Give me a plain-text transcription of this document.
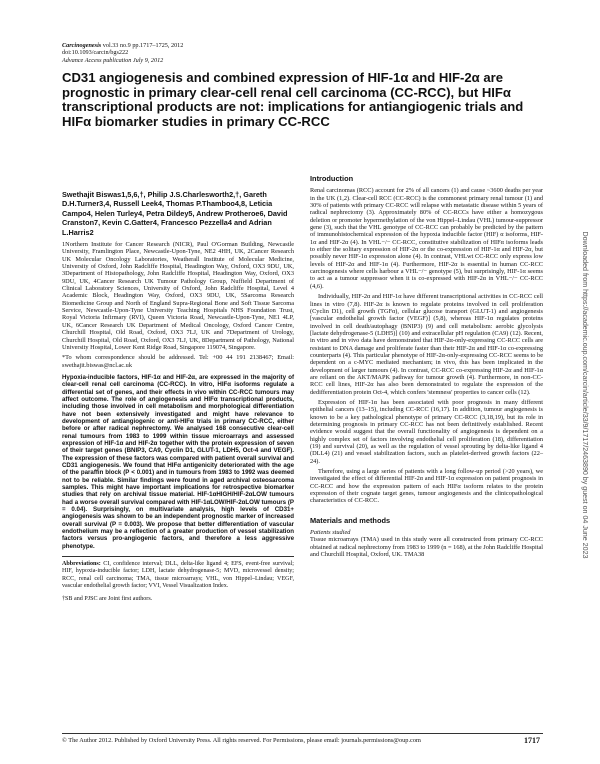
Carcinogenesis vol.33 no.9 pp.1717–1725, 2012
doi:10.1093/carcin/bgs222
Advance Access publication July 9, 2012
CD31 angiogenesis and combined expression of HIF-1α and HIF-2α are prognostic in primary clear-cell renal cell carcinoma (CC-RCC), but HIFα transcriptional products are not: implications for antiangiogenic trials and HIFα biomarker studies in primary CC-RCC

Swethajit Biswas1,5,6,†, Philip J.S.Charlesworth2,†, Gareth D.H.Turner3,4, Russell Leek4, Thomas P.Thamboo4,8, Leticia Campo4, Helen Turley4, Petra Dildey5, Andrew Protheroe6, David Cranston7, Kevin C.Gatter4, Francesco Pezzella4 and Adrian L.Harris2

1Northern Institute for Cancer Research (NICR), Paul O'Gorman Building, Newcastle University, Framlington Place, Newcastle-Upon-Tyne, NE2 4HH, UK, 2Cancer Research UK Molecular Oncology Laboratories, Weatherall Institute of Molecular Medicine, University of Oxford, John Radcliffe Hospital, Headington Way, Oxford, OX3 9DU, UK, 3Department of Histopathology, John Radcliffe Hospital, Headington Way, Oxford, OX3 9DU, UK, 4Cancer Research UK Tumour Pathology Group, Nuffield Department of Clinical Laboratory Sciences, University of Oxford, John Radcliffe Hospital, Level 4 Academic Block, Headington Way, Oxford, OX3 9DU, UK, 5Sarcoma Research Biomedicine Group and North of England Supra-Regional Bone and Soft Tissue Sarcoma Service, Newcastle-Upon-Tyne University Teaching Hospitals NHS Foundation Trust, Royal Victoria Infirmary (RVI), Queen Victoria Road, Newcastle-Upon-Tyne, NE1 4LP, UK, 6Cancer Research UK Department of Medical Oncology, Oxford Cancer Centre, Churchill Hospital, Old Road, Oxford, OX3 7LJ, UK and 7Department of Urology, Churchill Hospital, Old Road, Oxford, OX3 7LJ, UK, 8Department of Pathology, National University Hospital, Lower Kent Ridge Road, Singapore 119074, Singapore.

*To whom correspondence should be addressed. Tel: +00 44 191 2138467; Email: swethajit.biswas@ncl.ac.uk

Hypoxia-inducible factors, HIF-1α and HIF-2α, are expressed in the majority of clear-cell renal cell carcinoma (CC-RCC). In vitro, HIFα isoforms regulate a differential set of genes, and their effects in vivo within CC-RCC tumours may affect outcome. The role of angiogenesis and HIFα transcriptional products, including those involved in cell metabolism and morphological differentiation have not been extensively investigated and might have relevance to development of antiangiogenic or anti-HIFα trials in primary CC-RCC, either before or after radical nephrectomy. We analysed 168 consecutive clear-cell renal tumours from 1983 to 1999 within tissue microarrays and assessed expression of HIF-1α and HIF-2α together with the protein expression of seven of their target genes (BNIP3, CA9, Cyclin D1, GLUT-1, LDH5, Oct-4 and VEGF). The expression of these factors was compared with patient overall survival and CD31 angiogenesis. We found that HIFα antigenicity deteriorated with the age of the paraffin block (P < 0.001) and in tumours from 1983 to 1992 was deemed not to be reliable. Similar findings were found in aged archival osteosarcoma samples. This might have important implications for retrospective biomarker studies that rely on archival tissue material. HIF-1αHIGH/HIF-2αLOW tumours had a worse overall survival compared with HIF-1αLOW/HIF-2αLOW tumours (P = 0.04). Surprisingly, on multivariate analysis, high levels of CD31+ angiogenesis was shown to be an independent prognostic marker of increased overall survival (P = 0.003). We propose that better differentiation of vascular endothelium may be a reflection of a greater production of vessel stabilization factors versus pro-angiogenic factors, and therefore a less aggressive phenotype.

Abbreviations: CI, confidence interval; DLL, delta-like ligand 4; EFS, event-free survival; HIF, hypoxia-inducible factor; LDH, lactate dehydrogenase-5; MVD, microvessel density; RCC, renal cell carcinoma; TMA, tissue microarrays; VHL, von Hippel–Lindau; VEGF, vascular endothelial growth factor; VVI, Vessel Visualization Index.

†SB and PJSC are Joint first authors.

Introduction

Renal carcinomas (RCC) account for 2% of all cancers (1) and cause ~3600 deaths per year in the UK (1,2). Clear-cell RCC (CC-RCC) is the commonest primary renal tumour (1) and 30% of patients with primary CC-RCC will relapse with metastatic disease within 5 years of radical nephrectomy (3). Approximately 80% of CC-RCCs have either a homozygous deletion or promoter hypermethylation of the von Hippel–Lindau (VHL) tumour-suppressor gene (3), such that the VHL genotype of CC-RCC can probably be predicted by the pattern of immunohistochemical expression of the hypoxia inducible factor (HIF) α isoforms, HIF-1α and HIF-2α (4). In VHL−/− CC-RCC, constitutive stabilization of HIFα isoforms leads to either the solitary expression of HIF-2α or the co-expression of HIF-1α and HIF-2α, but possibly never HIF-1α expression alone (4). In contrast, VHLwt CC-RCC only express low levels of HIF-2α and HIF-1α (4). Furthermore, HIF-2α is essential in human CC-RCC carcinogenesis where cells harbour a VHL−/− genotype (5), but surprisingly, HIF-1α seems to act as a tumour suppressor when it is co-expressed with HIF-2α in VHL−/− CC-RCC (4,6).

Individually, HIF-2α and HIF-1α have different transcriptional activities in CC-RCC cell lines in vitro (7,8). HIF-2α is known to regulate proteins involved in cell proliferation (Cyclin D1), cell growth (TGFα), cellular glucose transport (GLUT-1) and angiogenesis [vascular endothelial growth factor (VEGF)] (5,8), whereas HIF-1α regulates proteins involved in cell death/autophagy (BNIP3) (9) and cell metabolism: aerobic glycolysis [lactate dehydrogenase-5 (LDH5)] (10) and extracellular pH regulation (CA9) (12). Recent, in vitro and in vivo data have demonstrated that HIF-2α-only-expressing CC-RCC cells are resistant to DNA damage and proliferate faster than their HIF-2α and HIF-1α co-expressing counterparts (4). This particular phenotype of HIF-2α-only-expressing CC-RCC seems to be dependent on a c-MYC mediated mechanism; in vivo, this has been implicated in the development of larger tumours (4). In contrast, CC-RCC co-expressing HIF-2α and HIF-1α are reliant on the AKT/MAPK pathway for tumour growth (4). Furthermore, in non-CC-RCC cell lines, HIF-2α has also been demonstrated to regulate the expression of the dedifferentiation protein Oct-4, which confers 'stemness' properties to cancer cells (12).

Expression of HIF-1α has been associated with poor prognosis in many different epithelial cancers (13–15), including CC-RCC (16,17). In addition, tumour angiogenesis is known to be a key pathological phenotype of primary CC-RCC (3,18,19), but its role in determining prognosis in primary CC-RCC has not been definitively established. Recent evidence would suggest that the overall functionality of angiogenesis is dependent on a highly complex set of factors involving endothelial cell proliferation (18), differentiation (19) and survival (20), as well as the regulation of vessel sprouting by delta-like ligand 4 (DLL4) (21) and vessel stabilization factors, such as platelet-derived growth factors (22–24).

Therefore, using a large series of patients with a long follow-up period (>20 years), we investigated the effect of differential HIF-2α and HIF-1α expression on patient prognosis in CC-RCC and how the expression pattern of each HIFα isoform relates to the protein expression of their cognate target genes, tumour angiogenesis and the clinicopathological characteristics of CC-RCC.

Materials and methods

Patients studied

Tissue microarrays (TMA) used in this study were all constructed from primary CC-RCC obtained at radical nephrectomy from 1983 to 1999 (n = 168), at the John Radcliffe Hospital and Churchill Hospital, Oxford, UK. TMA38

© The Author 2012. Published by Oxford University Press. All rights reserved. For Permissions, please email: journals.permissions@oup.com	1717
Downloaded from https://academic.oup.com/carcin/article/33/9/1717/2463890 by guest on 04 June 2023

★ ★ ★ ★ ★

▸ Exercise directions
Give the entries back verbatim and omit the images.

▸ Response for this exercise
Give me a plain-text transcription of this document.
Carcinogenesis vol.33 no.9 pp.1717–1725, 2012
doi:10.1093/carcin/bgs222
Advance Access publication July 9, 2012
CD31 angiogenesis and combined expression of HIF-1α and HIF-2α are prognostic in primary clear-cell renal cell carcinoma (CC-RCC), but HIFα transcriptional products are not: implications for antiangiogenic trials and HIFα biomarker studies in primary CC-RCC

Swethajit Biswas1,5,6,†, Philip J.S.Charlesworth2,†, Gareth D.H.Turner3,4, Russell Leek4, Thomas P.Thamboo4,8, Leticia Campo4, Helen Turley4, Petra Dildey5, Andrew Protheroe6, David Cranston7, Kevin C.Gatter4, Francesco Pezzella4 and Adrian L.Harris2

1Northern Institute for Cancer Research (NICR), Paul O'Gorman Building, Newcastle University, Framlington Place, Newcastle-Upon-Tyne, NE2 4HH, UK, 2Cancer Research UK Molecular Oncology Laboratories, Weatherall Institute of Molecular Medicine, University of Oxford, John Radcliffe Hospital, Headington Way, Oxford, OX3 9DU, UK, 3Department of Histopathology, John Radcliffe Hospital, Headington Way, Oxford, OX3 9DU, UK, 4Cancer Research UK Tumour Pathology Group, Nuffield Department of Clinical Laboratory Sciences, University of Oxford, John Radcliffe Hospital, Level 4 Academic Block, Headington Way, Oxford, OX3 9DU, UK, 5Sarcoma Research Biomedicine Group and North of England Supra-Regional Bone and Soft Tissue Sarcoma Service, Newcastle-Upon-Tyne University Teaching Hospitals NHS Foundation Trust, Royal Victoria Infirmary (RVI), Queen Victoria Road, Newcastle-Upon-Tyne, NE1 4LP, UK, 6Cancer Research UK Department of Medical Oncology, Oxford Cancer Centre, Churchill Hospital, Old Road, Oxford, OX3 7LJ, UK and 7Department of Urology, Churchill Hospital, Old Road, Oxford, OX3 7LJ, UK, 8Department of Pathology, National University Hospital, Lower Kent Ridge Road, Singapore 119074, Singapore.

*To whom correspondence should be addressed. Tel: +00 44 191 2138467; Email: swethajit.biswas@ncl.ac.uk

Hypoxia-inducible factors, HIF-1α and HIF-2α, are expressed in the majority of clear-cell renal cell carcinoma (CC-RCC). In vitro, HIFα isoforms regulate a differential set of genes, and their effects in vivo within CC-RCC tumours may affect outcome. The role of angiogenesis and HIFα transcriptional products, including those involved in cell metabolism and morphological differentiation have not been extensively investigated and might have relevance to development of antiangiogenic or anti-HIFα trials in primary CC-RCC, either before or after radical nephrectomy. We analysed 168 consecutive clear-cell renal tumours from 1983 to 1999 within tissue microarrays and assessed expression of HIF-1α and HIF-2α together with the protein expression of seven of their target genes (BNIP3, CA9, Cyclin D1, GLUT-1, LDH5, Oct-4 and VEGF). The expression of these factors was compared with patient overall survival and CD31 angiogenesis. We found that HIFα antigenicity deteriorated with the age of the paraffin block (P < 0.001) and in tumours from 1983 to 1992 was deemed not to be reliable. Similar findings were found in aged archival osteosarcoma samples. This might have important implications for retrospective biomarker studies that rely on archival tissue material. HIF-1αHIGH/HIF-2αLOW tumours had a worse overall survival compared with HIF-1αLOW/HIF-2αLOW tumours (P = 0.04). Surprisingly, on multivariate analysis, high levels of CD31+ angiogenesis was shown to be an independent prognostic marker of increased overall survival (P = 0.003). We propose that better differentiation of vascular endothelium may be a reflection of a greater production of vessel stabilization factors versus pro-angiogenic factors, and therefore a less aggressive phenotype.

Abbreviations: CI, confidence interval; DLL, delta-like ligand 4; EFS, event-free survival; HIF, hypoxia-inducible factor; LDH, lactate dehydrogenase-5; MVD, microvessel density; RCC, renal cell carcinoma; TMA, tissue microarrays; VHL, von Hippel–Lindau; VEGF, vascular endothelial growth factor; VVI, Vessel Visualization Index.

†SB and PJSC are Joint first authors.

Introduction

Renal carcinomas (RCC) account for 2% of all cancers (1) and cause ~3600 deaths per year in the UK (1,2). Clear-cell RCC (CC-RCC) is the commonest primary renal tumour (1) and 30% of patients with primary CC-RCC will relapse with metastatic disease within 5 years of radical nephrectomy (3). Approximately 80% of CC-RCCs have either a homozygous deletion or promoter hypermethylation of the von Hippel–Lindau (VHL) tumour-suppressor gene (3), such that the VHL genotype of CC-RCC can probably be predicted by the pattern of immunohistochemical expression of the hypoxia inducible factor (HIF) α isoforms, HIF-1α and HIF-2α (4). In VHL−/− CC-RCC, constitutive stabilization of HIFα isoforms leads to either the solitary expression of HIF-2α or the co-expression of HIF-1α and HIF-2α, but possibly never HIF-1α expression alone (4). In contrast, VHLwt CC-RCC only express low levels of HIF-2α and HIF-1α (4). Furthermore, HIF-2α is essential in human CC-RCC carcinogenesis where cells harbour a VHL−/− genotype (5), but surprisingly, HIF-1α seems to act as a tumour suppressor when it is co-expressed with HIF-2α in VHL−/− CC-RCC (4,6).

Individually, HIF-2α and HIF-1α have different transcriptional activities in CC-RCC cell lines in vitro (7,8). HIF-2α is known to regulate proteins involved in cell proliferation (Cyclin D1), cell growth (TGFα), cellular glucose transport (GLUT-1) and angiogenesis [vascular endothelial growth factor (VEGF)] (5,8), whereas HIF-1α regulates proteins involved in cell death/autophagy (BNIP3) (9) and cell metabolism: aerobic glycolysis [lactate dehydrogenase-5 (LDH5)] (10) and extracellular pH regulation (CA9) (12). Recent, in vitro and in vivo data have demonstrated that HIF-2α-only-expressing CC-RCC cells are resistant to DNA damage and proliferate faster than their HIF-2α and HIF-1α co-expressing counterparts (4). This particular phenotype of HIF-2α-only-expressing CC-RCC seems to be dependent on a c-MYC mediated mechanism; in vivo, this has been implicated in the development of larger tumours (4). In contrast, CC-RCC co-expressing HIF-2α and HIF-1α are reliant on the AKT/MAPK pathway for tumour growth (4). Furthermore, in non-CC-RCC cell lines, HIF-2α has also been demonstrated to regulate the expression of the dedifferentiation protein Oct-4, which confers 'stemness' properties to cancer cells (12).

Expression of HIF-1α has been associated with poor prognosis in many different epithelial cancers (13–15), including CC-RCC (16,17). In addition, tumour angiogenesis is known to be a key pathological phenotype of primary CC-RCC (3,18,19), but its role in determining prognosis in primary CC-RCC has not been definitively established. Recent evidence would suggest that the overall functionality of angiogenesis is dependent on a highly complex set of factors involving endothelial cell proliferation (18), differentiation (19) and survival (20), as well as the regulation of vessel sprouting by delta-like ligand 4 (DLL4) (21) and vessel stabilization factors, such as platelet-derived growth factors (22–24).

Therefore, using a large series of patients with a long follow-up period (>20 years), we investigated the effect of differential HIF-2α and HIF-1α expression on patient prognosis in CC-RCC and how the expression pattern of each HIFα isoform relates to the protein expression of their cognate target genes, tumour angiogenesis and the clinicopathological characteristics of CC-RCC.

Materials and methods

Patients studied

Tissue microarrays (TMA) used in this study were all constructed from primary CC-RCC obtained at radical nephrectomy from 1983 to 1999 (n = 168), at the John Radcliffe Hospital and Churchill Hospital, Oxford, UK. TMA38

© The Author 2012. Published by Oxford University Press. All rights reserved. For Permissions, please email: journals.permissions@oup.com	1717
Downloaded from https://academic.oup.com/carcin/article/33/9/1717/2463890 by guest on 04 June 2023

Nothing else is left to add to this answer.